Exercise objective - In the material below, identify each line bearing the word "this". Reproduce those lines.

Raw data -
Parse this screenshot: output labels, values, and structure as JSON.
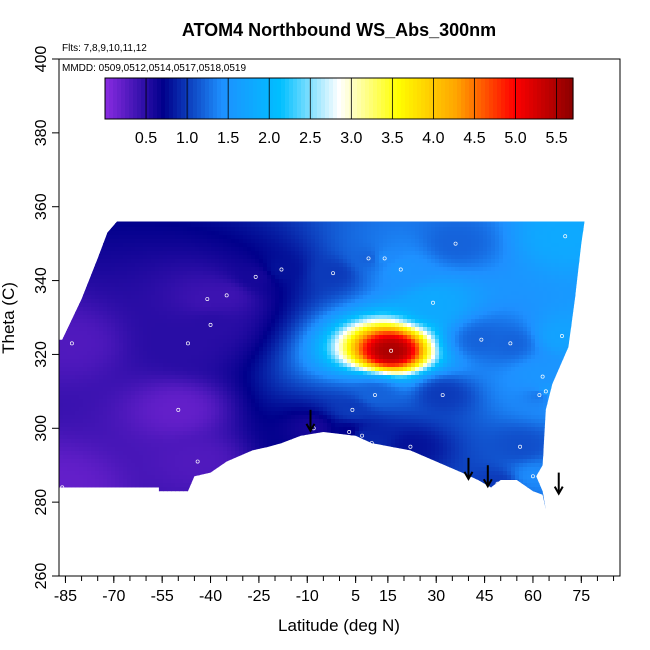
{
  "chart_data": {
    "type": "heatmap",
    "title": "ATOM4 Northbound WS_Abs_300nm",
    "annotations": [
      "Flts: 7,8,9,10,11,12",
      "MMDD: 0509,0512,0514,0517,0518,0519"
    ],
    "xlabel": "Latitude (deg N)",
    "ylabel": "Theta (C)",
    "xlim": [
      -87,
      87
    ],
    "ylim": [
      260,
      400
    ],
    "x_ticks": [
      -85,
      -70,
      -55,
      -40,
      -25,
      -10,
      5,
      15,
      30,
      45,
      60,
      75
    ],
    "x_tick_labels": [
      "-85",
      "-70",
      "-55",
      "-40",
      "-25",
      "-10",
      "5",
      "15",
      "30",
      "45",
      "60",
      "75"
    ],
    "y_ticks": [
      260,
      280,
      300,
      320,
      340,
      360,
      380,
      400
    ],
    "y_tick_labels": [
      "260",
      "280",
      "300",
      "320",
      "340",
      "360",
      "380",
      "400"
    ],
    "colorbar": {
      "range": [
        0,
        5.7
      ],
      "ticks": [
        0.5,
        1.0,
        1.5,
        2.0,
        2.5,
        3.0,
        3.5,
        4.0,
        4.5,
        5.0,
        5.5
      ],
      "tick_labels": [
        "0.5",
        "1.0",
        "1.5",
        "2.0",
        "2.5",
        "3.0",
        "3.5",
        "4.0",
        "4.5",
        "5.0",
        "5.5"
      ],
      "colors": [
        "#8a2be2",
        "#00008b",
        "#1e90ff",
        "#00bfff",
        "#ffffff",
        "#ffff00",
        "#ffa500",
        "#ff0000",
        "#8b0000"
      ]
    },
    "samples": [
      {
        "lat": -86,
        "theta": 284,
        "value": 0.2
      },
      {
        "lat": -83,
        "theta": 323,
        "value": 0.3
      },
      {
        "lat": -50,
        "theta": 305,
        "value": 0.2
      },
      {
        "lat": -47,
        "theta": 323,
        "value": 0.5
      },
      {
        "lat": -44,
        "theta": 291,
        "value": 0.3
      },
      {
        "lat": -41,
        "theta": 335,
        "value": 0.4
      },
      {
        "lat": -40,
        "theta": 328,
        "value": 0.5
      },
      {
        "lat": -35,
        "theta": 336,
        "value": 0.4
      },
      {
        "lat": -26,
        "theta": 341,
        "value": 0.6
      },
      {
        "lat": -18,
        "theta": 343,
        "value": 0.8
      },
      {
        "lat": -8,
        "theta": 300,
        "value": 0.6
      },
      {
        "lat": -2,
        "theta": 342,
        "value": 1.0
      },
      {
        "lat": 3,
        "theta": 299,
        "value": 0.7
      },
      {
        "lat": 4,
        "theta": 305,
        "value": 1.0
      },
      {
        "lat": 7,
        "theta": 298,
        "value": 0.9
      },
      {
        "lat": 9,
        "theta": 346,
        "value": 1.2
      },
      {
        "lat": 10,
        "theta": 296,
        "value": 0.9
      },
      {
        "lat": 11,
        "theta": 309,
        "value": 1.2
      },
      {
        "lat": 14,
        "theta": 346,
        "value": 1.4
      },
      {
        "lat": 16,
        "theta": 321,
        "value": 5.5
      },
      {
        "lat": 19,
        "theta": 343,
        "value": 1.5
      },
      {
        "lat": 22,
        "theta": 295,
        "value": 0.8
      },
      {
        "lat": 29,
        "theta": 334,
        "value": 1.8
      },
      {
        "lat": 32,
        "theta": 309,
        "value": 1.0
      },
      {
        "lat": 36,
        "theta": 350,
        "value": 1.2
      },
      {
        "lat": 44,
        "theta": 324,
        "value": 1.2
      },
      {
        "lat": 49,
        "theta": 285,
        "value": 1.0
      },
      {
        "lat": 53,
        "theta": 323,
        "value": 1.2
      },
      {
        "lat": 56,
        "theta": 295,
        "value": 1.1
      },
      {
        "lat": 60,
        "theta": 287,
        "value": 1.4
      },
      {
        "lat": 62,
        "theta": 309,
        "value": 1.3
      },
      {
        "lat": 63,
        "theta": 314,
        "value": 1.5
      },
      {
        "lat": 64,
        "theta": 310,
        "value": 1.6
      },
      {
        "lat": 69,
        "theta": 325,
        "value": 1.7
      },
      {
        "lat": 70,
        "theta": 352,
        "value": 1.8
      }
    ],
    "flight_markers": [
      {
        "lat": -9,
        "theta": 305
      },
      {
        "lat": 40,
        "theta": 292
      },
      {
        "lat": 46,
        "theta": 290
      },
      {
        "lat": 68,
        "theta": 288
      }
    ],
    "data_boundary": {
      "top": [
        [
          -86,
          324
        ],
        [
          -80,
          335
        ],
        [
          -75,
          346
        ],
        [
          -72,
          353
        ],
        [
          -69,
          356
        ],
        [
          76,
          356
        ]
      ],
      "right": [
        [
          76,
          356
        ],
        [
          75,
          350
        ],
        [
          73,
          335
        ],
        [
          71,
          322
        ],
        [
          66,
          312
        ],
        [
          64,
          305
        ],
        [
          63,
          290
        ],
        [
          61,
          287
        ],
        [
          63,
          283
        ],
        [
          64,
          278
        ]
      ],
      "bottom": [
        [
          64,
          278
        ],
        [
          63,
          282
        ],
        [
          60,
          283
        ],
        [
          55,
          286
        ],
        [
          50,
          286
        ],
        [
          47,
          284
        ],
        [
          43,
          286
        ],
        [
          38,
          288
        ],
        [
          30,
          291
        ],
        [
          22,
          294
        ],
        [
          10,
          296
        ],
        [
          5,
          298
        ],
        [
          -5,
          299
        ],
        [
          -12,
          298
        ],
        [
          -18,
          296
        ],
        [
          -22,
          295
        ],
        [
          -27,
          294
        ],
        [
          -35,
          291
        ],
        [
          -40,
          288
        ],
        [
          -45,
          287
        ],
        [
          -47,
          283
        ],
        [
          -56,
          283
        ],
        [
          -56,
          284
        ],
        [
          -87,
          284
        ]
      ],
      "left": [
        [
          -87,
          284
        ],
        [
          -87,
          324
        ]
      ]
    }
  }
}
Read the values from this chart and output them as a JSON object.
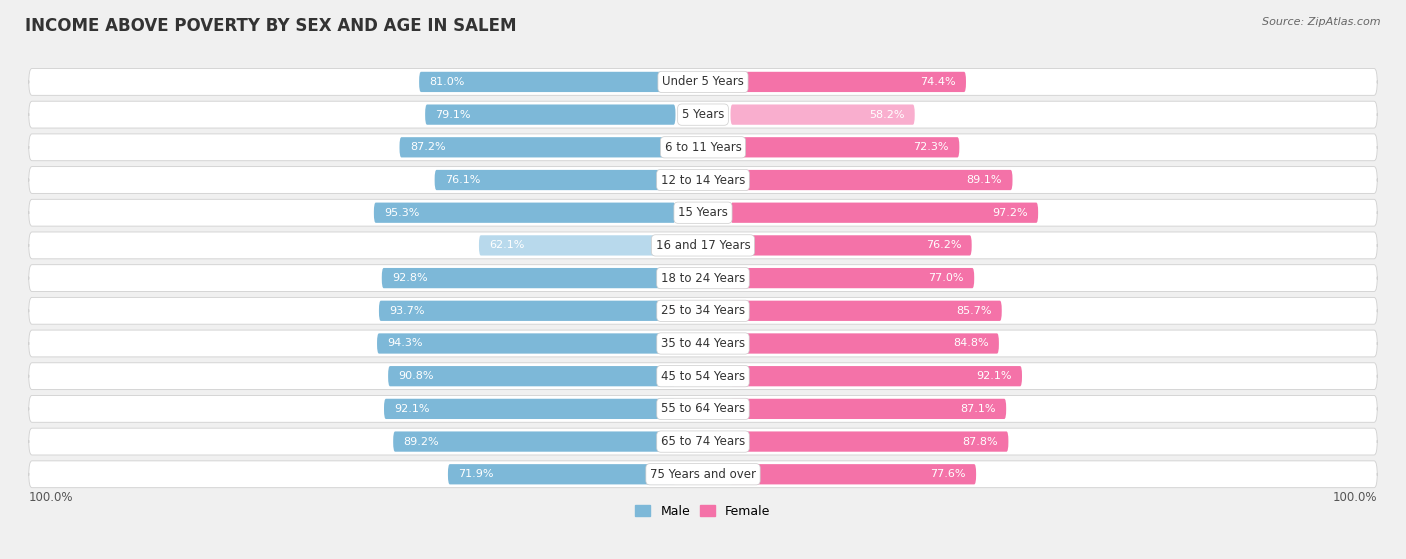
{
  "title": "INCOME ABOVE POVERTY BY SEX AND AGE IN SALEM",
  "source": "Source: ZipAtlas.com",
  "categories": [
    "Under 5 Years",
    "5 Years",
    "6 to 11 Years",
    "12 to 14 Years",
    "15 Years",
    "16 and 17 Years",
    "18 to 24 Years",
    "25 to 34 Years",
    "35 to 44 Years",
    "45 to 54 Years",
    "55 to 64 Years",
    "65 to 74 Years",
    "75 Years and over"
  ],
  "male_values": [
    81.0,
    79.1,
    87.2,
    76.1,
    95.3,
    62.1,
    92.8,
    93.7,
    94.3,
    90.8,
    92.1,
    89.2,
    71.9
  ],
  "female_values": [
    74.4,
    58.2,
    72.3,
    89.1,
    97.2,
    76.2,
    77.0,
    85.7,
    84.8,
    92.1,
    87.1,
    87.8,
    77.6
  ],
  "male_color": "#7db8d8",
  "male_color_light": "#b8d9ec",
  "female_color": "#f472a8",
  "female_color_light": "#f9aece",
  "bg_color": "#f0f0f0",
  "row_bg_color": "#e8e8e8",
  "title_fontsize": 12,
  "label_fontsize": 8.5,
  "value_fontsize": 8,
  "legend_fontsize": 9,
  "source_fontsize": 8,
  "light_threshold": 68
}
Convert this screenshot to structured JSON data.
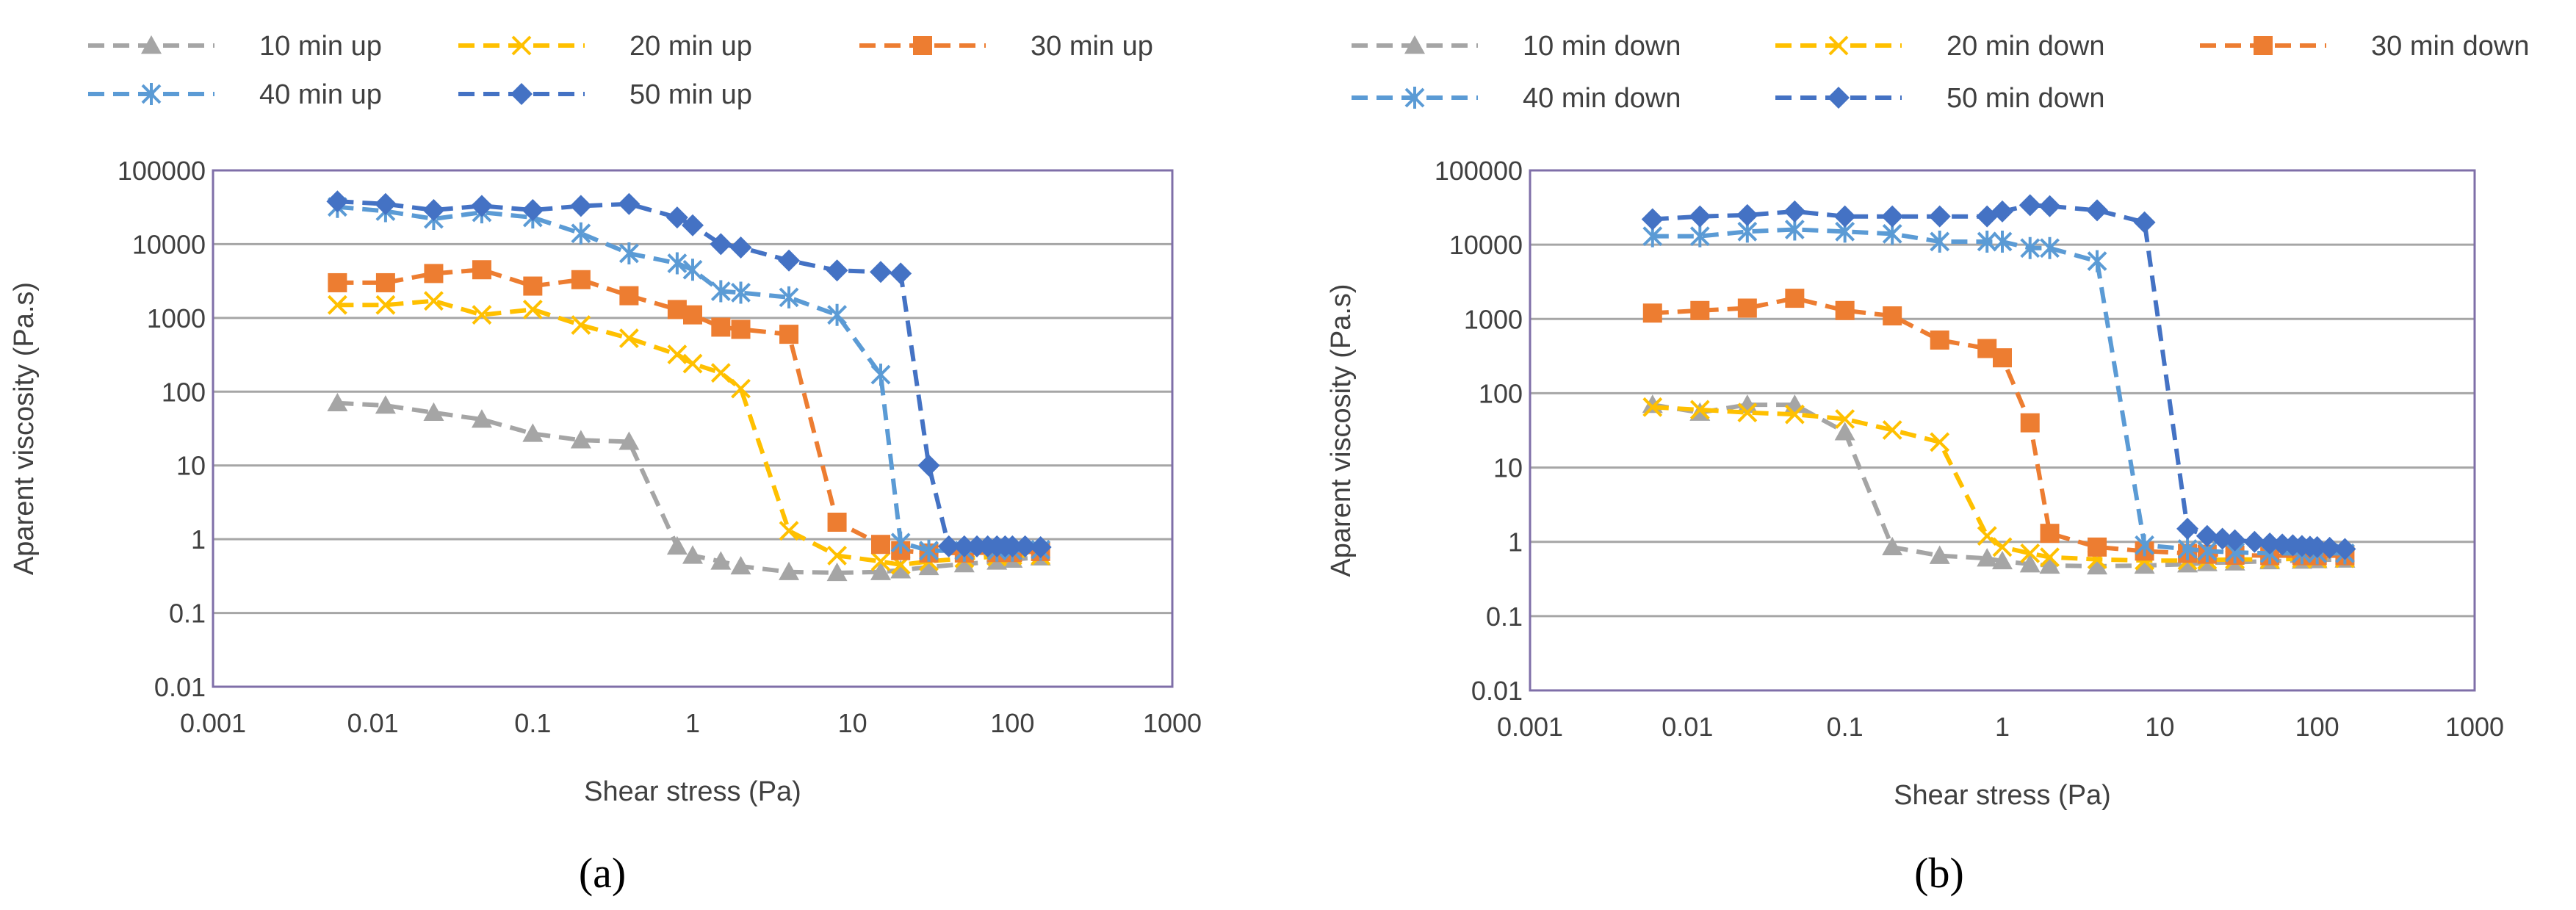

Correct result -
Parse this screenshot: output labels, values, and structure as JSON.
Read the values from this chart and output them as a JSON object.
Convert this screenshot to structured JSON data.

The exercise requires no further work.